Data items
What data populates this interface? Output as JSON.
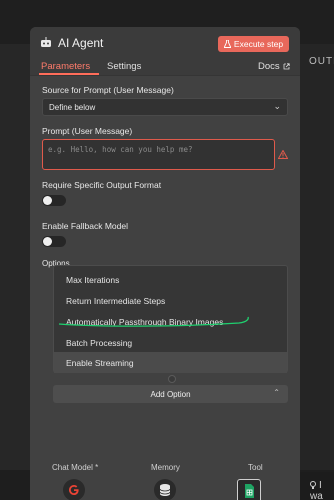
{
  "header": {
    "title": "AI Agent",
    "execute_label": "Execute step",
    "tabs": [
      {
        "label": "Parameters",
        "active": true
      },
      {
        "label": "Settings",
        "active": false
      }
    ],
    "docs_label": "Docs"
  },
  "form": {
    "source_label": "Source for Prompt (User Message)",
    "source_value": "Define below",
    "prompt_label": "Prompt (User Message)",
    "prompt_placeholder": "e.g. Hello, how can you help me?",
    "output_format_label": "Require Specific Output Format",
    "output_format_enabled": false,
    "fallback_label": "Enable Fallback Model",
    "fallback_enabled": false,
    "options_label": "Options"
  },
  "options_dropdown": {
    "items": [
      {
        "label": "Max Iterations"
      },
      {
        "label": "Return Intermediate Steps"
      },
      {
        "label": "Automatically Passthrough Binary Images"
      },
      {
        "label": "Batch Processing"
      },
      {
        "label": "Enable Streaming"
      }
    ],
    "add_option_label": "Add Option"
  },
  "footer": {
    "chat_model_label": "Chat Model *",
    "memory_label": "Memory",
    "tool_label": "Tool"
  },
  "background": {
    "right_label": "OUTPU",
    "right_bottom_text": "I wa"
  },
  "colors": {
    "accent": "#ff6d5a",
    "execute_bg": "#e8685b",
    "error_border": "#e05a4b",
    "annotation": "#1fd06f"
  },
  "icons": [
    "robot-icon",
    "flask-icon",
    "external-link-icon",
    "chevron-down-icon",
    "warning-icon",
    "chevron-up-icon",
    "google-icon",
    "database-icon",
    "sheets-icon",
    "lightbulb-icon"
  ]
}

■ **GIVEN PROBLEM**
Count how many lines above include the word "false" and answer with that figure only.

■ **PROBLEM SOLUTION**
3